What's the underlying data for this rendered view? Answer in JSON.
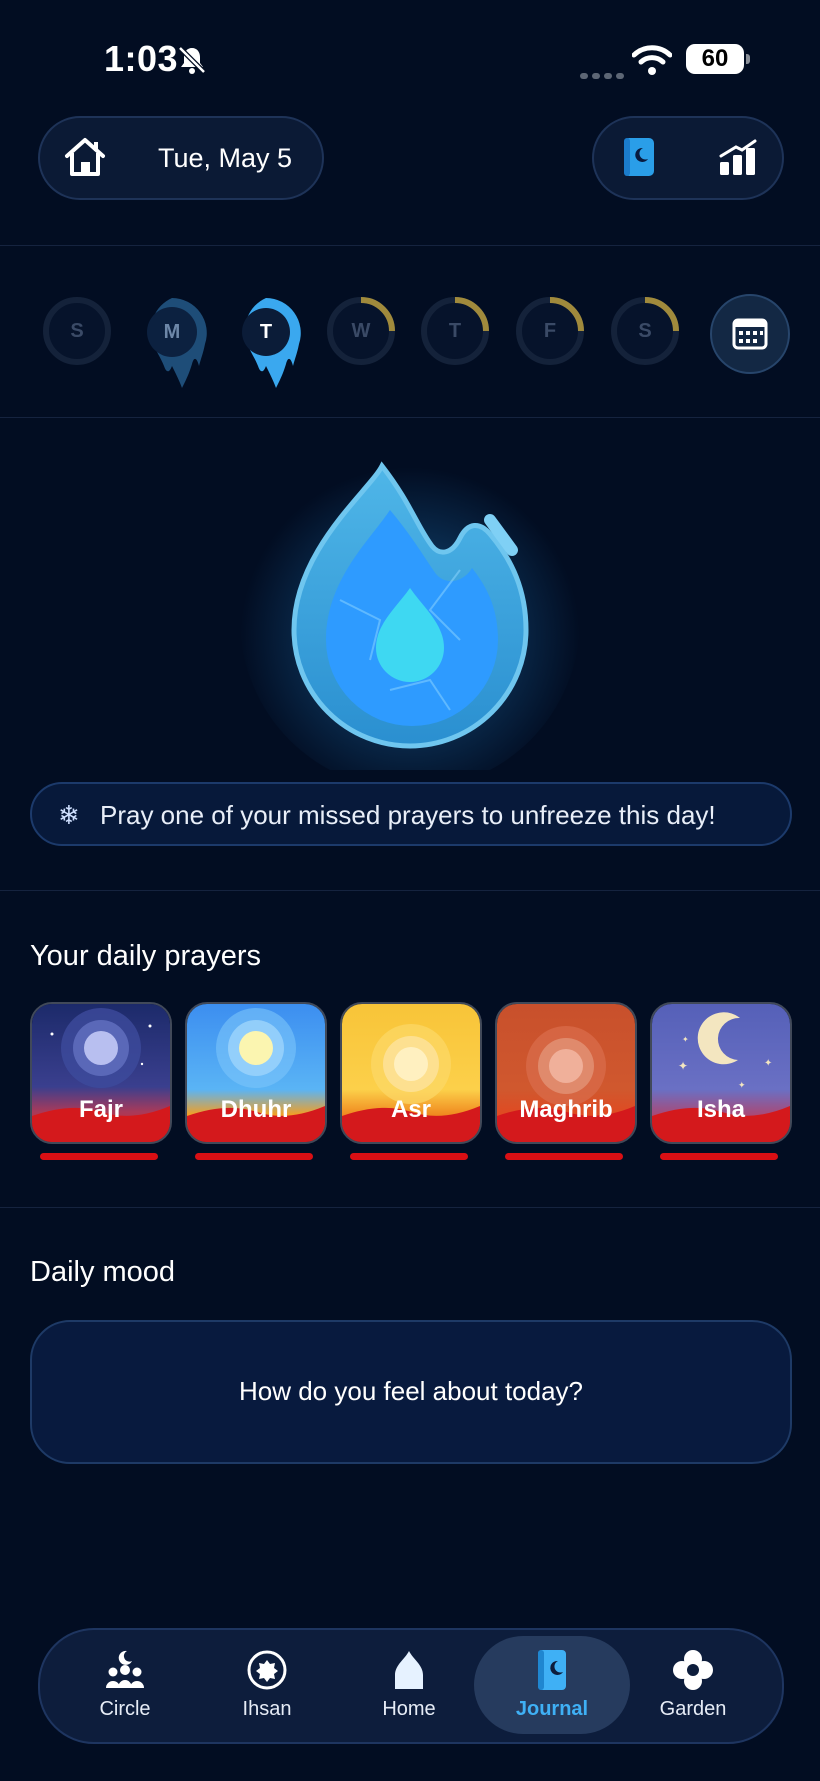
{
  "status_bar": {
    "time": "1:03",
    "battery": "60"
  },
  "header": {
    "date": "Tue, May 5"
  },
  "week": {
    "days": [
      {
        "label": "S",
        "state": "empty"
      },
      {
        "label": "M",
        "state": "frozen"
      },
      {
        "label": "T",
        "state": "frozen-selected"
      },
      {
        "label": "W",
        "state": "partial"
      },
      {
        "label": "T",
        "state": "partial"
      },
      {
        "label": "F",
        "state": "partial"
      },
      {
        "label": "S",
        "state": "partial"
      }
    ]
  },
  "banner": {
    "text": "Pray one of your missed prayers to unfreeze this day!"
  },
  "prayers": {
    "title": "Your daily prayers",
    "items": [
      {
        "name": "Fajr",
        "status_color": "#d90f14"
      },
      {
        "name": "Dhuhr",
        "status_color": "#d90f14"
      },
      {
        "name": "Asr",
        "status_color": "#d90f14"
      },
      {
        "name": "Maghrib",
        "status_color": "#d90f14"
      },
      {
        "name": "Isha",
        "status_color": "#d90f14"
      }
    ]
  },
  "mood": {
    "title": "Daily mood",
    "prompt": "How do you feel about today?"
  },
  "nav": {
    "items": [
      {
        "label": "Circle",
        "icon": "circle-group-icon"
      },
      {
        "label": "Ihsan",
        "icon": "ihsan-icon"
      },
      {
        "label": "Home",
        "icon": "home-dome-icon"
      },
      {
        "label": "Journal",
        "icon": "journal-icon",
        "active": true
      },
      {
        "label": "Garden",
        "icon": "flower-icon"
      }
    ]
  },
  "colors": {
    "accent": "#3fb0f5",
    "background": "#020d22",
    "missed": "#d90f14",
    "partial_ring": "#a08a3c"
  }
}
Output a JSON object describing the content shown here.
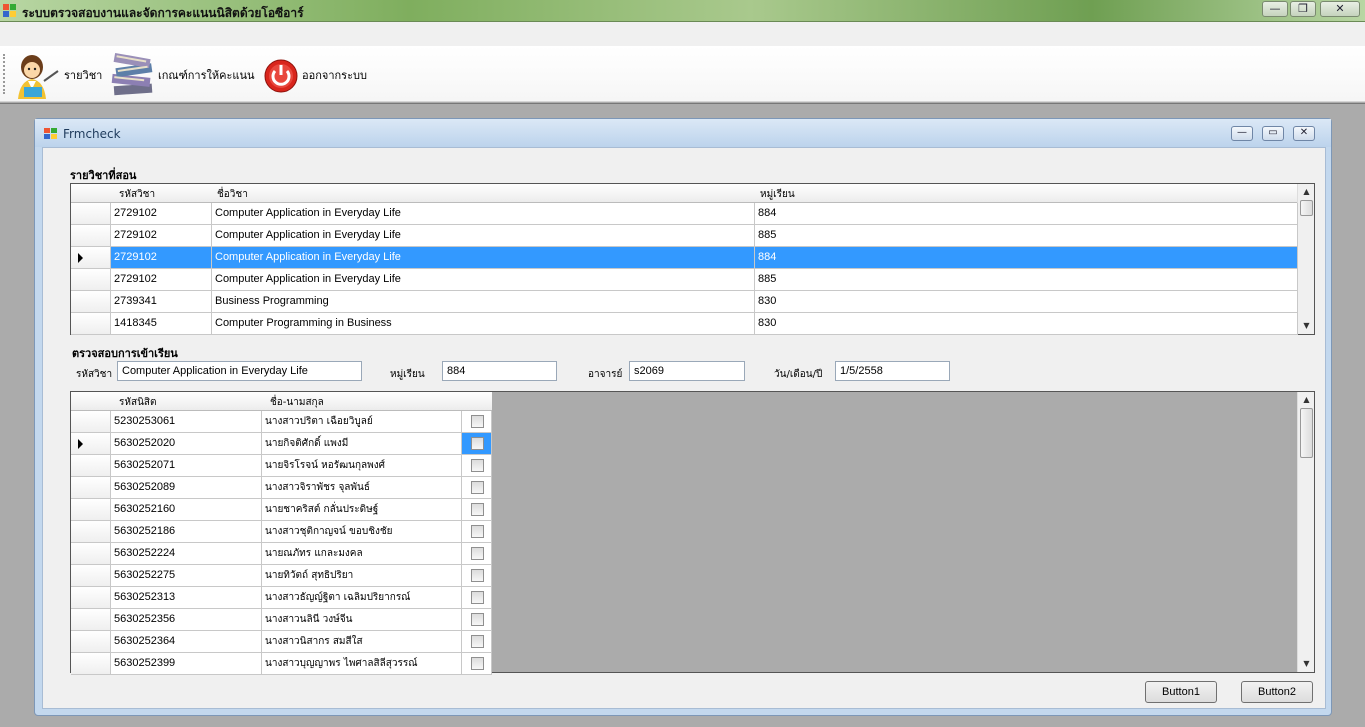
{
  "app": {
    "title": "ระบบตรวจสอบงานและจัดการคะแนนนิสิตด้วยโอซีอาร์",
    "minimize_glyph": "—",
    "restore_glyph": "❐",
    "close_glyph": "✕"
  },
  "toolbar": {
    "items": [
      {
        "label": "รายวิชา",
        "icon": "teacher-icon"
      },
      {
        "label": "เกณฑ์การให้คะแนน",
        "icon": "books-icon"
      },
      {
        "label": "ออกจากระบบ",
        "icon": "power-icon"
      }
    ]
  },
  "child": {
    "title": "Frmcheck",
    "minimize_glyph": "—",
    "restore_glyph": "▭",
    "close_glyph": "✕"
  },
  "courses": {
    "section_label": "รายวิชาที่สอน",
    "columns": [
      "รหัสวิชา",
      "ชื่อวิชา",
      "หมู่เรียน"
    ],
    "rows": [
      {
        "code": "2729102",
        "name": "Computer Application in Everyday Life",
        "section": "884"
      },
      {
        "code": "2729102",
        "name": "Computer Application in Everyday Life",
        "section": "885"
      },
      {
        "code": "2729102",
        "name": "Computer Application in Everyday Life",
        "section": "884"
      },
      {
        "code": "2729102",
        "name": "Computer Application in Everyday Life",
        "section": "885"
      },
      {
        "code": "2739341",
        "name": "Business Programming",
        "section": "830"
      },
      {
        "code": "1418345",
        "name": "Computer Programming in Business",
        "section": "830"
      }
    ],
    "selected_index": 2
  },
  "attendance": {
    "section_label": "ตรวจสอบการเข้าเรียน",
    "course_label": "รหัสวิชา",
    "course_value": "Computer Application in Everyday Life",
    "section_field_label": "หมู่เรียน",
    "section_value": "884",
    "teacher_label": "อาจารย์",
    "teacher_value": "s2069",
    "date_label": "วัน/เดือน/ปี",
    "date_value": "1/5/2558"
  },
  "students": {
    "columns": [
      "รหัสนิสิต",
      "ชื่อ-นามสกุล"
    ],
    "rows": [
      {
        "id": "5230253061",
        "name": "นางสาวปริตา เฉือยวิบูลย์"
      },
      {
        "id": "5630252020",
        "name": "นายกิจติศักดิ์ แพงมี"
      },
      {
        "id": "5630252071",
        "name": "นายจิรโรจน์ หอรัฒนกุลพงศ์"
      },
      {
        "id": "5630252089",
        "name": "นางสาวจิราพัชร จุลพันธ์"
      },
      {
        "id": "5630252160",
        "name": "นายชาคริสต์ กลั่นประดิษฐ์"
      },
      {
        "id": "5630252186",
        "name": "นางสาวชุติกาญจน์ ขอบชิงชัย"
      },
      {
        "id": "5630252224",
        "name": "นายณภัทร แกละมงคล"
      },
      {
        "id": "5630252275",
        "name": "นายทิวัตถ์ สุทธิปริยา"
      },
      {
        "id": "5630252313",
        "name": "นางสาวธัญญ์ฐิตา เฉลิมปริยากรณ์"
      },
      {
        "id": "5630252356",
        "name": "นางสาวนลินี วงษ์จีน"
      },
      {
        "id": "5630252364",
        "name": "นางสาวนิสากร สมสีใส"
      },
      {
        "id": "5630252399",
        "name": "นางสาวบุญญาพร ไพศาลสิลีสุวรรณ์"
      }
    ],
    "current_index": 1
  },
  "buttons": {
    "button1": "Button1",
    "button2": "Button2"
  },
  "colors": {
    "selection": "#3399ff",
    "title_green": "#7fae5e",
    "child_frame": "#c3d8ee",
    "power_red": "#d9251c"
  }
}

════

▶ WHAT YOU HAVE TO DO: Select and copy each line from the data that includes the word "frozen".

▶ SOLVED EXERCISE:
        "state": "frozen"
        "state": "frozen-selected"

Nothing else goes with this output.